Army seeks public feedback on proposed stationing of multi-domain task force

By Cathy Kropp (USAEC)June 21, 2022

Initiated in March 2017 as a pilot program, the Army's Multi-Domain Task Force was designed to defeat an enemy’s anti-access/area denial, or A2/AD, capabilities in the Indo-Pacific region.
1 / 3 Show Caption + Hide Caption – Initiated in March 2017 as a pilot program, the Army's Multi-Domain Task Force was designed to defeat an enemy’s anti-access/area denial, or A2/AD, capabilities in the Indo-Pacific region. (Photo Credit: Courtesy Photo) VIEW ORIGINAL
Members of the Army's Multi-Domain Task Force, or MDTF, conduct operations. Initiated in March 2017 as a pilot program, the MDTF was designed to defeat an enemy’s anti-access/area denial, or A2/AD, capabilities in the Indo-Pacific region.
2 / 3 Show Caption + Hide Caption – Members of the Army's Multi-Domain Task Force, or MDTF, conduct operations. Initiated in March 2017 as a pilot program, the MDTF was designed to defeat an enemy’s anti-access/area denial, or A2/AD, capabilities in the Indo-Pacific region. (Photo Credit: Staff Sgt. Philip Velez) VIEW ORIGINAL
Initiated in March 2017 as a pilot program, the Army's Multi-Domain Task Force was designed to defeat an enemy’s anti-access/area denial, or A2/AD, capabilities in the Indo-Pacific region. The MDTF originally had a field artillery brigade as its core that merged with an Intelligence, Information, Cyber, Electronic Warfare and Space, or I2CEWS, element.
3 / 3 Show Caption + Hide Caption – Initiated in March 2017 as a pilot program, the Army's Multi-Domain Task Force was designed to defeat an enemy’s anti-access/area denial, or A2/AD, capabilities in the Indo-Pacific region. The MDTF originally had a field artillery brigade as its core that merged with an Intelligence, Information, Cyber, Electronic Warfare and Space, or I2CEWS, element. (Photo Credit: Mass Communication Specialist 2nd Class Matthew Dickinson) VIEW ORIGINAL

WASHINGTON — The U.S. Army released a programmatic environmental assessment (PEA) and draft finding of no significant impact (FONSI) regarding the stationing of a multi-domain task force (MDTF) and invites the public to review the documents and provide comments.

The Army developed the PEA and draft FONSI to meet the requirements of the National Environmental Policy Act. Both documents are available for review and comment at the following website: https://aec.army.mil/index.php?cID=352.

The Army invites members of the general public, federally recognized Native American Tribes, Native Alaskan Entities, or Native Hawaiian Organizations, and federal, state, and local agencies to submit input by July 22, 2022. The Army will consider all timely comments prior to making a final decision regarding MDTF stationing.

STATED PROBLEM:
In two sentences, summarize the article above on the Army's proposed stationing of a multi-domain task force.

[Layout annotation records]
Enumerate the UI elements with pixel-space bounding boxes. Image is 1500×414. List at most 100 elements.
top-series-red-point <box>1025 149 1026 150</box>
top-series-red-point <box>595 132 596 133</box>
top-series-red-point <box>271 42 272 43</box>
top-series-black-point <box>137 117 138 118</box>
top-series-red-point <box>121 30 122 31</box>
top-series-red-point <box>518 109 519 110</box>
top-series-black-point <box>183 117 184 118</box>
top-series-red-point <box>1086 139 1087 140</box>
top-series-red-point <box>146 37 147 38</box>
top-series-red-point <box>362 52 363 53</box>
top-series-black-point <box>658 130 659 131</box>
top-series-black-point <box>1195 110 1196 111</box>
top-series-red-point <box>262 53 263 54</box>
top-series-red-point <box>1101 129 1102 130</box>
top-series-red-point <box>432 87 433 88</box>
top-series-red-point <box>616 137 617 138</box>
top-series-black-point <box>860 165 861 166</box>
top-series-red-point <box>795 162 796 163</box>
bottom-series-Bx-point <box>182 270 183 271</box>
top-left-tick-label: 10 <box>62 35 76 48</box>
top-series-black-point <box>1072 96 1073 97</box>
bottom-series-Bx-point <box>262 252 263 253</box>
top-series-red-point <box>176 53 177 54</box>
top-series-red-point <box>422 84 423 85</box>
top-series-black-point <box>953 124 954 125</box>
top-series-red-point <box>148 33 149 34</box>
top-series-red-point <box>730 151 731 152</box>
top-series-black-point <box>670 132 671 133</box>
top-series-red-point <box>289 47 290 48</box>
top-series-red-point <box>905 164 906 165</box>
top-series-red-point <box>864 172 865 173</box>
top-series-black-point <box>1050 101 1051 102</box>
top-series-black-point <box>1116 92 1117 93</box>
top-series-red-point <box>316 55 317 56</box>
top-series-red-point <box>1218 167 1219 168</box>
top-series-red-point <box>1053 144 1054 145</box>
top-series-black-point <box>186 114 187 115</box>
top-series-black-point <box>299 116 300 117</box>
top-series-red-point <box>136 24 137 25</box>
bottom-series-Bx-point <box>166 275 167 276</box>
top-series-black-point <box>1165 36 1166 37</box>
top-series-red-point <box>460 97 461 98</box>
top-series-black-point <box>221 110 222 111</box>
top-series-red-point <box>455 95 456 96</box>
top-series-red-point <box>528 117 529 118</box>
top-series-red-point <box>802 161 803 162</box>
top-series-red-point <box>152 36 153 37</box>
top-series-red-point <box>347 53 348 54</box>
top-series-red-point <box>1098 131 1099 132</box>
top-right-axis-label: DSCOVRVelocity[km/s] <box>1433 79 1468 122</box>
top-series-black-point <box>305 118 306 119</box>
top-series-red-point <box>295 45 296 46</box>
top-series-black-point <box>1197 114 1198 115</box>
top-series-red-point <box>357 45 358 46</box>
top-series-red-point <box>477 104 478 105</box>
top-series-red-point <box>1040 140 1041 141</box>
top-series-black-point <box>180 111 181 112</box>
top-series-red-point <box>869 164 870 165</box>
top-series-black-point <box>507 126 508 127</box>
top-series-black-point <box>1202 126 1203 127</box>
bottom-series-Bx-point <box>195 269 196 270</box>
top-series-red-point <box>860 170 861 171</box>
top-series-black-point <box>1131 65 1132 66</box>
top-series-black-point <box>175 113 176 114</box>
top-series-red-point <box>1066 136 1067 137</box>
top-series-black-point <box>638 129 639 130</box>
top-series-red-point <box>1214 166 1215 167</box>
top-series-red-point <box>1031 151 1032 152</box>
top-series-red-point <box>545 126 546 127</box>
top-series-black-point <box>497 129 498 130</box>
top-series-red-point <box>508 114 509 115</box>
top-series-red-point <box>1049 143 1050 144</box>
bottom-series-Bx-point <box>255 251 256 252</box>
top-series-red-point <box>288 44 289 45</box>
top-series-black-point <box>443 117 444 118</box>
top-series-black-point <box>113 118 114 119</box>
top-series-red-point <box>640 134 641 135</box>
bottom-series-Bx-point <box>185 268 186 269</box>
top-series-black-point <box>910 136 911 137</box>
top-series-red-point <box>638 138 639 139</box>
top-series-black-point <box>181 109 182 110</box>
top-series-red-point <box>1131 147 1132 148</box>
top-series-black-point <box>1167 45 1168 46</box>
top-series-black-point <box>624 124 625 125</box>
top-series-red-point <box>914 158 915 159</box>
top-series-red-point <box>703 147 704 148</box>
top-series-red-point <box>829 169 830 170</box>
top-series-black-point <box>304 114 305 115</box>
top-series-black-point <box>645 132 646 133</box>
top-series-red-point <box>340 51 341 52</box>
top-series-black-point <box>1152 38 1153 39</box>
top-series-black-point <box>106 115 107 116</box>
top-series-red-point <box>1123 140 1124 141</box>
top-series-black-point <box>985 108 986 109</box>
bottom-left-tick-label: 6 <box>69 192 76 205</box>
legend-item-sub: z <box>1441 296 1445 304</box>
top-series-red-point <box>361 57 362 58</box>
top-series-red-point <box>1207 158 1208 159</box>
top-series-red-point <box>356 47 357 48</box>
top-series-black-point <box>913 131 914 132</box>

ANSWER TO THE EXERCISE:
The U.S. Army released a programmatic environmental assessment and a draft finding of no significant impact on the stationing of a multi-domain task force, developed to meet the requirements of the National Environmental Policy Act. It invites the general public, Native American Tribes, Native Alaskan Entities, Native Hawaiian Organizations, and federal, state, and local agencies to review the documents and submit comments by July 22, 2022, and it will consider all timely comments before making a final stationing decision.